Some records
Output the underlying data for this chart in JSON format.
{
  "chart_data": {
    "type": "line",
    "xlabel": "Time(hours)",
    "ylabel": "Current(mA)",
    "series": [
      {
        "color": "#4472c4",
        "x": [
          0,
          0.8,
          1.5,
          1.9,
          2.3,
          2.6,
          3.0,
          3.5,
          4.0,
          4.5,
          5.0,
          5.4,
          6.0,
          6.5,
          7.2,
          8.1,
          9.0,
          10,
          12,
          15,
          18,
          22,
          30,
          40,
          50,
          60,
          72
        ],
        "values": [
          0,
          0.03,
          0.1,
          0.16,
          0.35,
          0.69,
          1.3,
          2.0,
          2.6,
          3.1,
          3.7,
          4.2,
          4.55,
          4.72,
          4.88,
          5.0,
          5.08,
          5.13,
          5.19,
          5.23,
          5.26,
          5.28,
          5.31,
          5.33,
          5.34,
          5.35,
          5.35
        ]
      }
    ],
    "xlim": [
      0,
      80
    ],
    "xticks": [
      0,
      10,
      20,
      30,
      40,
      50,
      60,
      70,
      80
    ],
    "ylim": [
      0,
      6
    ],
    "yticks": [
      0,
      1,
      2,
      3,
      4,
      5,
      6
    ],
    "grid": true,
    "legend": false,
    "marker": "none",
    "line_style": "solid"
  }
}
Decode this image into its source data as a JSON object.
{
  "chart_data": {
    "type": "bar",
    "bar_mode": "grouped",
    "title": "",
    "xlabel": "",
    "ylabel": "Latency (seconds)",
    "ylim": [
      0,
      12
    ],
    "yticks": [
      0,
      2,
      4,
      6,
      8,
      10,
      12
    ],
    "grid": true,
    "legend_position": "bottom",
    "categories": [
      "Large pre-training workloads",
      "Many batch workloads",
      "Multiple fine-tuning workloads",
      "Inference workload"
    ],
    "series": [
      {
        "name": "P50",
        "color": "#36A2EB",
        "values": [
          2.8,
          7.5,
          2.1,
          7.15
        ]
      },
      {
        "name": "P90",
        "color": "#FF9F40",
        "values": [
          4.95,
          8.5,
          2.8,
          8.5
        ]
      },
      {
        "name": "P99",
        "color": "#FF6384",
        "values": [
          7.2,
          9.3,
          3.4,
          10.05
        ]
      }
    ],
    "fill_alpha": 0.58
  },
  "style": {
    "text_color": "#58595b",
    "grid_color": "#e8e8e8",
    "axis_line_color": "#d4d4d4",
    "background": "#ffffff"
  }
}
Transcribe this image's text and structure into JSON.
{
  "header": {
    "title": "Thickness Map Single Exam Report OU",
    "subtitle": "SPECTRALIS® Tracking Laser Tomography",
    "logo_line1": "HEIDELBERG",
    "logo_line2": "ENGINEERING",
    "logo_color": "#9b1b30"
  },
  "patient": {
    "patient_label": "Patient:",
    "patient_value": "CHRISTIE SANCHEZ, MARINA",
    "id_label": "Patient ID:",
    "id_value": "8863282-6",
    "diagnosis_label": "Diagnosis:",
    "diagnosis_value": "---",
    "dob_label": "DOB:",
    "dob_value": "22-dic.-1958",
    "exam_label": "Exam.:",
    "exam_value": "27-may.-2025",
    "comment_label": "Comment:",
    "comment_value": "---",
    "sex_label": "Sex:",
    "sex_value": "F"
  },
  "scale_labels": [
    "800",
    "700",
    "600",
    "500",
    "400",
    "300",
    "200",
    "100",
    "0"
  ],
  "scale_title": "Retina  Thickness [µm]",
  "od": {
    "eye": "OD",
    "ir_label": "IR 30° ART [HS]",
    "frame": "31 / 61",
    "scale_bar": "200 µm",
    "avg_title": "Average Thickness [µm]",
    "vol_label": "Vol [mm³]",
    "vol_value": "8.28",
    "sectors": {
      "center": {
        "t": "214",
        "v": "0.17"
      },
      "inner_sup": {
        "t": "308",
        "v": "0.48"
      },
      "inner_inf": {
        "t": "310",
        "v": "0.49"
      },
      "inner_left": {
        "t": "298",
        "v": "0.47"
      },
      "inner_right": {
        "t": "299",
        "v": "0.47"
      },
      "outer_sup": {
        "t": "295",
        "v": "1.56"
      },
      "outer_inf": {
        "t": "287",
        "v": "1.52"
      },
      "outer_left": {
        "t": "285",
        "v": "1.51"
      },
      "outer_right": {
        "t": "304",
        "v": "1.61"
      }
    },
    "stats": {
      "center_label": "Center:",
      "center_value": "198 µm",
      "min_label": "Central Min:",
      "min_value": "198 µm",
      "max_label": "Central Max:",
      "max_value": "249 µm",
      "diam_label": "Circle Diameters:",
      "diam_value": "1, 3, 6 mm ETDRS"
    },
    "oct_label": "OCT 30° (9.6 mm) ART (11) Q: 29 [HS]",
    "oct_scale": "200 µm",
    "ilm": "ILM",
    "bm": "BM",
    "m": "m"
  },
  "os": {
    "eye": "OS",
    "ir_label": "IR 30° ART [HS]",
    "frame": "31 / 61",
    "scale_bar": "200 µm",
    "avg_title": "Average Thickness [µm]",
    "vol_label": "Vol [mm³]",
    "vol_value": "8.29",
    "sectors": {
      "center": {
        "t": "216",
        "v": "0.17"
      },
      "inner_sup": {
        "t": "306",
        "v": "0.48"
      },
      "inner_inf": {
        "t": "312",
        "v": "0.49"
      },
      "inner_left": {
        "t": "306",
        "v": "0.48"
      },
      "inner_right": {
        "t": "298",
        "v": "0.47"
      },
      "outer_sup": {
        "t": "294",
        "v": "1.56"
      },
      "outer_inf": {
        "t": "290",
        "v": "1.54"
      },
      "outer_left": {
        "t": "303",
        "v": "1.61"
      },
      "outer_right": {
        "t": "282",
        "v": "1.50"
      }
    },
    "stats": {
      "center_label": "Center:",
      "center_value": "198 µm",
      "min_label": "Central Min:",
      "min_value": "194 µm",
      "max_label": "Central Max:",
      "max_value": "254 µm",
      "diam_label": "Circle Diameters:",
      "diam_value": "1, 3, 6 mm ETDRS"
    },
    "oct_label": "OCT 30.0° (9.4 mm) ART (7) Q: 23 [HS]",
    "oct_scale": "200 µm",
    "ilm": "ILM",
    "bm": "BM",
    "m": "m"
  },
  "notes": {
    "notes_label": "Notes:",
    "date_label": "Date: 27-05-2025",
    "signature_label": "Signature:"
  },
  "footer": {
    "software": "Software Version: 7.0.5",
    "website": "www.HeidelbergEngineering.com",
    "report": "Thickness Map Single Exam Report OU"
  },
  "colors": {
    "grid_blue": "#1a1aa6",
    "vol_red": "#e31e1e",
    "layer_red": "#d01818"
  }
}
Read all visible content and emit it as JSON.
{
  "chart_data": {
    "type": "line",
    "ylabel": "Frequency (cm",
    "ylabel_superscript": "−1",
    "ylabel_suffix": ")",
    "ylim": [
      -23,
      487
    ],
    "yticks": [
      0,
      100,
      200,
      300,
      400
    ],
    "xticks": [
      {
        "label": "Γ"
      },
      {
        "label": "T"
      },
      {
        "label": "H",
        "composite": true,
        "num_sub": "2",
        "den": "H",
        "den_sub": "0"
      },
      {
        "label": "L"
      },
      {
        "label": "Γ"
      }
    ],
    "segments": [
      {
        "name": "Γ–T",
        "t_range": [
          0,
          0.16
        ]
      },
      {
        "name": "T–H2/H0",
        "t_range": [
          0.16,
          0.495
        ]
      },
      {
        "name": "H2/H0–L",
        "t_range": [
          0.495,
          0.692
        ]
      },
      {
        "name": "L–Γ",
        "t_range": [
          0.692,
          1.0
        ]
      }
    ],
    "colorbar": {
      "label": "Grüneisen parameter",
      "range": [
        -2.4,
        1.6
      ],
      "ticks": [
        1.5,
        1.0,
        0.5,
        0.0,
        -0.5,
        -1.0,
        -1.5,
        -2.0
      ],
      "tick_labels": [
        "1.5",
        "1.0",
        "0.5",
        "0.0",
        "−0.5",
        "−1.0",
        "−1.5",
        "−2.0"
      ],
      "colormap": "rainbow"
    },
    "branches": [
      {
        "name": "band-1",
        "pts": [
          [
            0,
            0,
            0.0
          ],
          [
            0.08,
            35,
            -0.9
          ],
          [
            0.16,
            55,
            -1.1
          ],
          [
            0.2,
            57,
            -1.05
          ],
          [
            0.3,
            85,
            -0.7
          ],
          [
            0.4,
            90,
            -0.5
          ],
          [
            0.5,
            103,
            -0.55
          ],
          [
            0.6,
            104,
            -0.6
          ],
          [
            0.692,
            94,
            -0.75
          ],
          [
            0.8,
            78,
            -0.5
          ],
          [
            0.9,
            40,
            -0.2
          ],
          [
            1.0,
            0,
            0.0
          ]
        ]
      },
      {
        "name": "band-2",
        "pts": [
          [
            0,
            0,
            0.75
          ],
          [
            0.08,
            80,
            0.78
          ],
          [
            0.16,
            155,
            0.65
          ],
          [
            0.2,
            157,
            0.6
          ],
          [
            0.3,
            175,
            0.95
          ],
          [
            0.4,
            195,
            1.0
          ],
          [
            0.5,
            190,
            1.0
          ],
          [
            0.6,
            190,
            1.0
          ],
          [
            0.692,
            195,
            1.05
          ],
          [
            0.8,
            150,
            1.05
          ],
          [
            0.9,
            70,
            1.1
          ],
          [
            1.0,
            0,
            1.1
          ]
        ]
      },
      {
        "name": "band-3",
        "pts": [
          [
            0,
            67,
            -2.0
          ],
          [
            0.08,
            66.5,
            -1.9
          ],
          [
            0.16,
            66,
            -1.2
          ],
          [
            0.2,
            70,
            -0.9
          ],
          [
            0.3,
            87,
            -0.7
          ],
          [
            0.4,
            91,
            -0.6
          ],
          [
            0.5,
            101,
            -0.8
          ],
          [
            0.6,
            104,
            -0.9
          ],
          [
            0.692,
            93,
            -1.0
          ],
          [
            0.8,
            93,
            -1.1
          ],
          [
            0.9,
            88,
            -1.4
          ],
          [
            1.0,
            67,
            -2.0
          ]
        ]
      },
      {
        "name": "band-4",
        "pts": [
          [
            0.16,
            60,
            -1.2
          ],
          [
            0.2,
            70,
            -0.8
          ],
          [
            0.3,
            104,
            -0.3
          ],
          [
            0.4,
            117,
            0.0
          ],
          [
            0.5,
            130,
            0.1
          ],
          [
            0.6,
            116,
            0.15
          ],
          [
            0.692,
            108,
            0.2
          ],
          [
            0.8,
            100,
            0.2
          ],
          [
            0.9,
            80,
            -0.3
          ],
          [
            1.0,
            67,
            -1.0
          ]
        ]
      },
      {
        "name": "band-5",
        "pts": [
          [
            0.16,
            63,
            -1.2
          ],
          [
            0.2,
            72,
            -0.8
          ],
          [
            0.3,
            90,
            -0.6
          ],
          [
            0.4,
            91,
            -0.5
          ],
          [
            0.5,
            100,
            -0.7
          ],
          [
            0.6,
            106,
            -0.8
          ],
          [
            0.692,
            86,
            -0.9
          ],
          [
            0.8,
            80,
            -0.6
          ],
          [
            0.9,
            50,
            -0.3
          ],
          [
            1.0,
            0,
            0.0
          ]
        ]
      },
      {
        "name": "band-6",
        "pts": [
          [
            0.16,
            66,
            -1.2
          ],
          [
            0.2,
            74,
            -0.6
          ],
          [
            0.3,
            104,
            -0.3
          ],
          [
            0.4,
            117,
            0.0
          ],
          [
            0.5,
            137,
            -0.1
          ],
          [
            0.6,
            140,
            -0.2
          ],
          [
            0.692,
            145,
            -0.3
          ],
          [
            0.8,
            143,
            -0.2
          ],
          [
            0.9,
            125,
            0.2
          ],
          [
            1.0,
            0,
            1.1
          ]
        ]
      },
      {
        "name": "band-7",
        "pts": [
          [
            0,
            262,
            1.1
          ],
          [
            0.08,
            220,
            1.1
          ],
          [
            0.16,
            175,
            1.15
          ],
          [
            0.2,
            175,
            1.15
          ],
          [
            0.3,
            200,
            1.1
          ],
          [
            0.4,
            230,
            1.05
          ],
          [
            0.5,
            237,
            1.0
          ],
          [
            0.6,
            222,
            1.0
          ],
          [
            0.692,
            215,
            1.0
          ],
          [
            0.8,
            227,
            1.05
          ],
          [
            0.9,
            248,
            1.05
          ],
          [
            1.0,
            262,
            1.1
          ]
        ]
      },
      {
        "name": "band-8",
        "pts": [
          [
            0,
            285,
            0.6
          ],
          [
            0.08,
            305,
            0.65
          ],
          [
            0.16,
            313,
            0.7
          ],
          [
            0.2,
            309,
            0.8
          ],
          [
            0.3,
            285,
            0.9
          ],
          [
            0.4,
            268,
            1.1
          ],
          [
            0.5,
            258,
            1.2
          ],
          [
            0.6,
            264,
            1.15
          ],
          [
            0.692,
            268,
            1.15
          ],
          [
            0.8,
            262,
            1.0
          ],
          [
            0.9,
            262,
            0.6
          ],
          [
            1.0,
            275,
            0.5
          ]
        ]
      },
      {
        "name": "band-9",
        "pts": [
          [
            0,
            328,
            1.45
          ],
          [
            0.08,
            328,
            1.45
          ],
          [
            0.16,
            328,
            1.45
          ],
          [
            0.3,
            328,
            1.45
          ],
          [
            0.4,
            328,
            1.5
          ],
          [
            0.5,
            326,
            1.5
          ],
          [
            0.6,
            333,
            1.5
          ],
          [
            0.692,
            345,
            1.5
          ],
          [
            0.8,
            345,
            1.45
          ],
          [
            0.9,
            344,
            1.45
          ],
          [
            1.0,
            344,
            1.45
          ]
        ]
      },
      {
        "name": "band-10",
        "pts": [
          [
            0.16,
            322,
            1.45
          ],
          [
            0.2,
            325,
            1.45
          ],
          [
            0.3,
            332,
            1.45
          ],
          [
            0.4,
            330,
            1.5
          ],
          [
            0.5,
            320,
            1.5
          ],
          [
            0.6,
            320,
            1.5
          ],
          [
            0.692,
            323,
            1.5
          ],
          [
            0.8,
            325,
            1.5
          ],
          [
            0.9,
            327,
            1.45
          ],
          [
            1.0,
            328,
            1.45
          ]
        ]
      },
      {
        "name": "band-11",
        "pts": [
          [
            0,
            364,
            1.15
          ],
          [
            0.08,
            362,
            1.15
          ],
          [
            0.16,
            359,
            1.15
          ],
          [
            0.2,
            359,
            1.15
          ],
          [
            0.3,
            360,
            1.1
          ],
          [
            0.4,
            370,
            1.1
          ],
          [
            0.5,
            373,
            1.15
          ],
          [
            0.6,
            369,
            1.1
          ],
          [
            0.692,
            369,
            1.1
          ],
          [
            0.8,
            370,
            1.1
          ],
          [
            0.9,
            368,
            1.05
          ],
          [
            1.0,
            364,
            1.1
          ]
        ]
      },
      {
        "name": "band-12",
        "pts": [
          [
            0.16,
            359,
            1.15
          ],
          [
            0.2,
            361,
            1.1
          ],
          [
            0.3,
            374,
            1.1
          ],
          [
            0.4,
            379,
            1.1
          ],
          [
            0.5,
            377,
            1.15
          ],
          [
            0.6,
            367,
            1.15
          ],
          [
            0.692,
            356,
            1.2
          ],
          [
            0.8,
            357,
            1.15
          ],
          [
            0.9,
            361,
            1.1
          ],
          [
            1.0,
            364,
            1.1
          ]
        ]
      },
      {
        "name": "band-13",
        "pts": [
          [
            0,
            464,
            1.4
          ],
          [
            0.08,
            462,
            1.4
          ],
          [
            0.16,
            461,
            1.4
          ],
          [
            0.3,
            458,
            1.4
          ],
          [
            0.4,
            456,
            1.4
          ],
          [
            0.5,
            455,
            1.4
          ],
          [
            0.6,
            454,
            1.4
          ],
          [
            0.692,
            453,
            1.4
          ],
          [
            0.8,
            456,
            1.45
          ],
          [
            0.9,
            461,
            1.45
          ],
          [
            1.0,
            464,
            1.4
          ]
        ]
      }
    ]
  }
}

WHAT YOU HAVE TO DO
Find each line holding the string "Report" and copy it out.

WORKED SOLUTION
    "title": "Thickness Map Single Exam Report OU",
    "report": "Thickness Map Single Exam Report OU"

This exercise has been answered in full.